-- START --

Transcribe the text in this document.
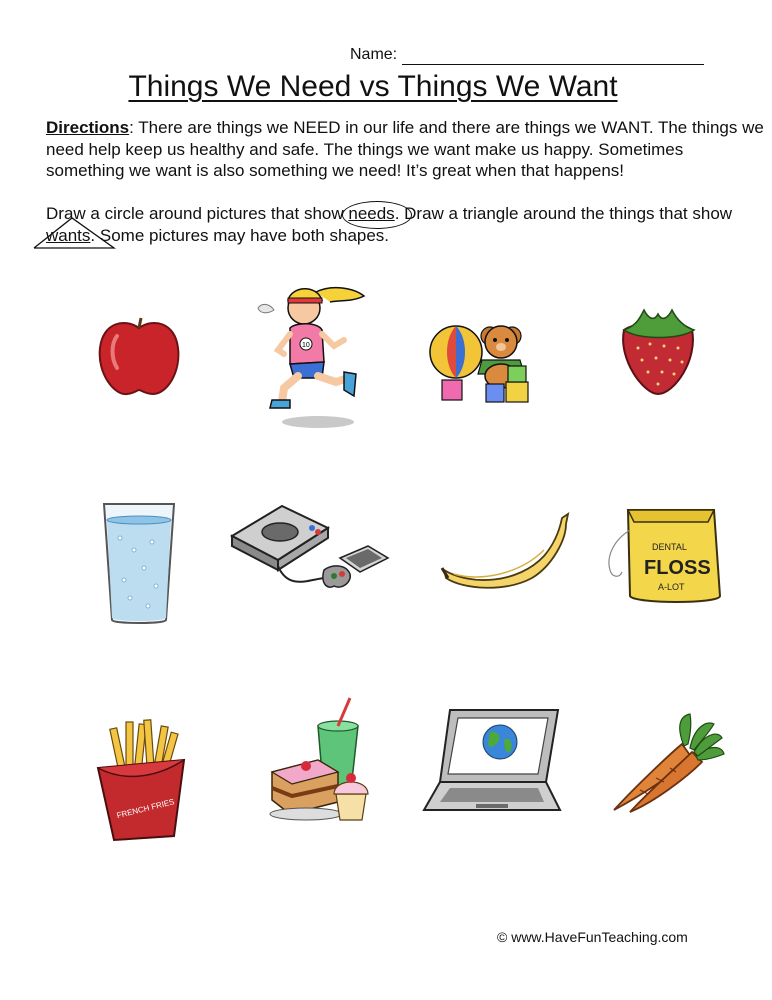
Name:
Things We Need vs Things We Want
Directions: There are things we NEED in our life and there are things we WANT. The things we need help keep us healthy and safe. The things we want make us happy. Sometimes something we want is also something we need! It’s great when that happens!
Draw a circle around pictures that show
needs. Draw a triangle around the things that show
wants. Some pictures may have both shapes.
10
DENTAL
FLOSS
A-LOT
FRENCH FRIES
© www.HaveFunTeaching.com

-- END --

▸ **AIM OF THE TASK**
Pictures are not part of the copy; reproduce everything else in the records exactly.

▸ **RESPONSE**
Transcribe the text in this document.
Name:
Things We Need vs Things We Want
Directions: There are things we NEED in our life and there are things we WANT. The things we need help keep us healthy and safe. The things we want make us happy. Sometimes something we want is also something we need! It’s great when that happens!
Draw a circle around pictures that show
needs. Draw a triangle around the things that show
wants. Some pictures may have both shapes.
10
DENTAL
FLOSS
A-LOT
FRENCH FRIES
© www.HaveFunTeaching.com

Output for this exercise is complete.